— Begin —

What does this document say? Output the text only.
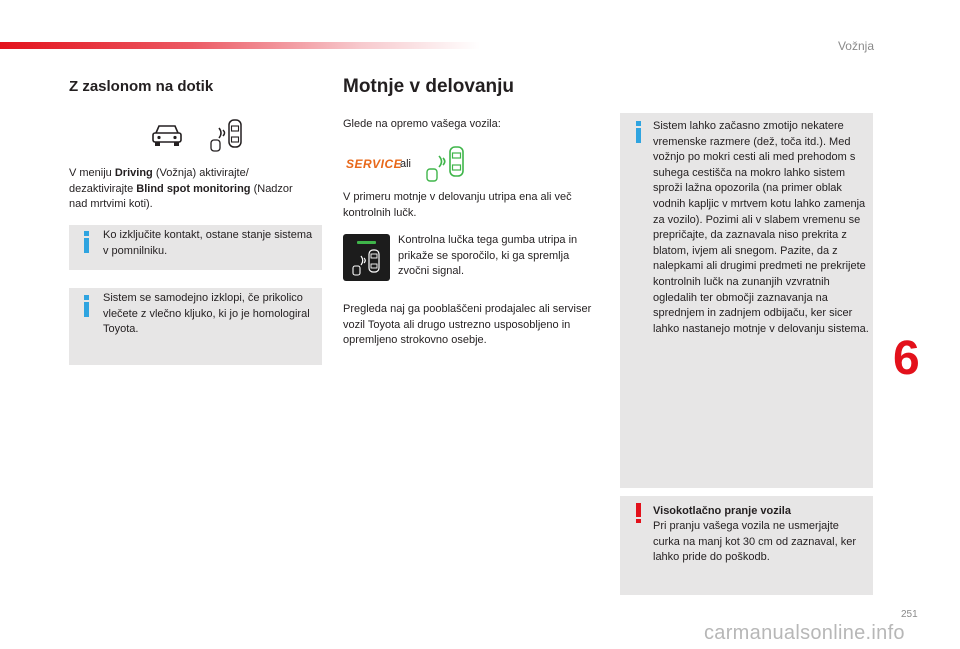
Vožnja
Z zaslonom na dotik

V meniju Driving (Vožnja) aktivirajte/ dezaktivirajte Blind spot monitoring (Nadzor nad mrtvimi koti).

Ko izključite kontakt, ostane stanje sistema v pomnilniku.

Sistem se samodejno izklopi, če prikolico vlečete z vlečno kljuko, ki jo je homologiral Toyota.

Motnje v delovanju

Glede na opremo vašega vozila:

SERVICE
ali

V primeru motnje v delovanju utripa ena ali več kontrolnih lučk.

Kontrolna lučka tega gumba utripa in prikaže se sporočilo, ki ga spremlja zvočni signal.

Pregleda naj ga pooblaščeni prodajalec ali serviser vozil Toyota ali drugo ustrezno usposobljeno in opremljeno strokovno osebje.

Sistem lahko začasno zmotijo nekatere vremenske razmere (dež, toča itd.). Med vožnjo po mokri cesti ali med prehodom s suhega cestišča na mokro lahko sistem sproži lažna opozorila (na primer oblak vodnih kapljic v mrtvem kotu lahko zamenja za vozilo). Pozimi ali v slabem vremenu se prepričajte, da zaznavala niso prekrita z blatom, ivjem ali snegom. Pazite, da z nalepkami ali drugimi predmeti ne prekrijete kontrolnih lučk na zunanjih vzvratnih ogledalih ter območji zaznavanja na sprednjem in zadnjem odbijaču, ker sicer lahko nastanejo motnje v delovanju sistema.

Visokotlačno pranje vozila

Pri pranju vašega vozila ne usmerjajte curka na manj kot 30 cm od zaznaval, ker lahko pride do poškodb.

6
251
carmanualsonline.info
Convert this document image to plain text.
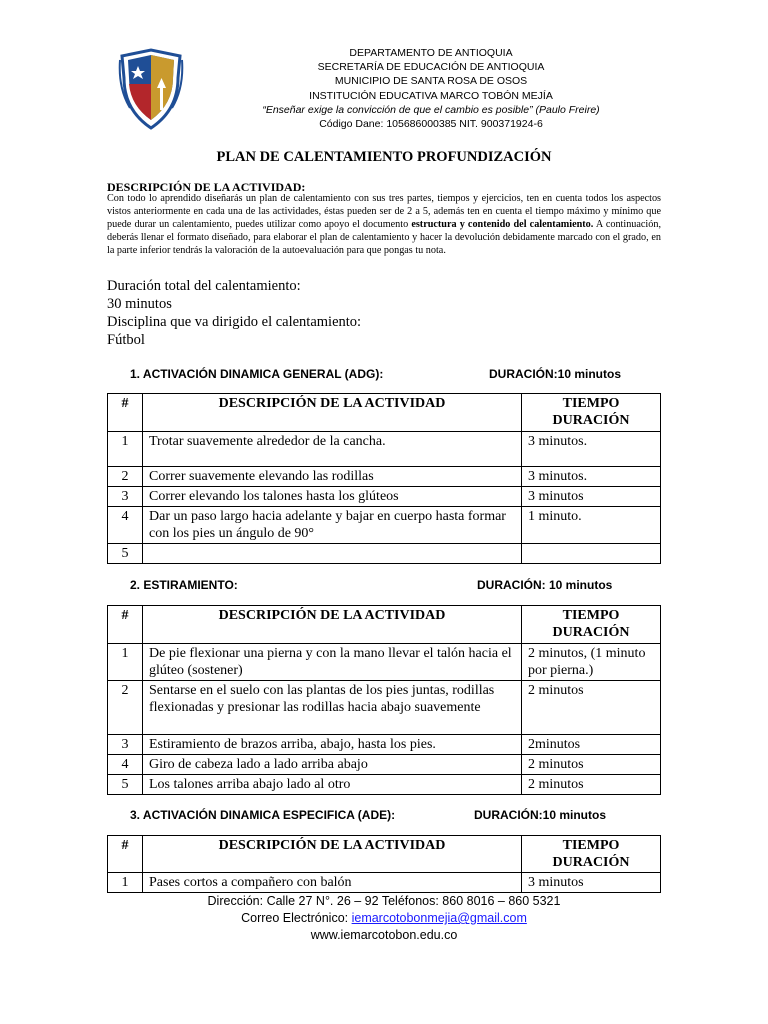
DEPARTAMENTO DE ANTIOQUIA
SECRETARÍA DE EDUCACIÓN DE ANTIOQUIA
MUNICIPIO DE SANTA ROSA DE OSOS
INSTITUCIÓN EDUCATIVA MARCO TOBÓN MEJÍA
“Enseñar exige la convicción de que el cambio es posible” (Paulo Freire)
Código Dane: 105686000385 NIT. 900371924-6
PLAN DE CALENTAMIENTO PROFUNDIZACIÓN
DESCRIPCIÓN DE LA ACTIVIDAD:
Con todo lo aprendido diseñarás un plan de calentamiento con sus tres partes, tiempos y ejercicios, ten en cuenta todos los aspectos vistos anteriormente en cada una de las actividades, éstas pueden ser de 2 a 5, además ten en cuenta el tiempo máximo y mínimo que puede durar un calentamiento, puedes utilizar como apoyo el documento estructura y contenido del calentamiento. A continuación, deberás llenar el formato diseñado, para elaborar el plan de calentamiento y hacer la devolución debidamente marcado con el grado, en la parte inferior tendrás la valoración de la autoevaluación para que pongas tu nota.
Duración total del calentamiento:
30 minutos
Disciplina que va dirigido el calentamiento:
Fútbol
1. ACTIVACIÓN DINAMICA GENERAL (ADG):	DURACIÓN:10 minutos
#	DESCRIPCIÓN DE LA ACTIVIDAD	TIEMPO
DURACIÓN

1	Trotar suavemente alrededor de la cancha.	3 minutos.
2	Correr suavemente elevando las rodillas	3 minutos.
3	Correr elevando los talones hasta los glúteos	3 minutos
4	Dar un paso largo hacia adelante y bajar en cuerpo hasta formar con los pies un ángulo de 90°	1 minuto.
5		
2. ESTIRAMIENTO:	DURACIÓN: 10 minutos
#	DESCRIPCIÓN DE LA ACTIVIDAD	TIEMPO
DURACIÓN

1	De pie flexionar una pierna y con la mano llevar el talón hacia el glúteo (sostener)	2 minutos, (1 minuto por pierna.)
2	Sentarse en el suelo con las plantas de los pies juntas, rodillas flexionadas y presionar las rodillas hacia abajo suavemente	2 minutos
3	Estiramiento de brazos arriba, abajo, hasta los pies.	2minutos
4	Giro de cabeza lado a lado arriba abajo	2 minutos
5	Los talones arriba abajo lado al otro	2 minutos
3. ACTIVACIÓN DINAMICA ESPECIFICA (ADE):	DURACIÓN:10 minutos
#	DESCRIPCIÓN DE LA ACTIVIDAD	TIEMPO
DURACIÓN

1	Pases cortos a compañero con balón	3 minutos
Dirección: Calle 27 N°. 26 – 92 Teléfonos: 860 8016 – 860 5321
Correo Electrónico: iemarcotobonmejia@gmail.com
www.iemarcotobon.edu.co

— End —

→ Objective: Scan the material above. Extract every line in which the word "suavemente" occurs.

→ Solution for this task:
1	Trotar suavemente alrededor de la cancha.	3 minutos.
2	Correr suavemente elevando las rodillas	3 minutos.
2	Sentarse en el suelo con las plantas de los pies juntas, rodillas flexionadas y presionar las rodillas hacia abajo suavemente	2 minutos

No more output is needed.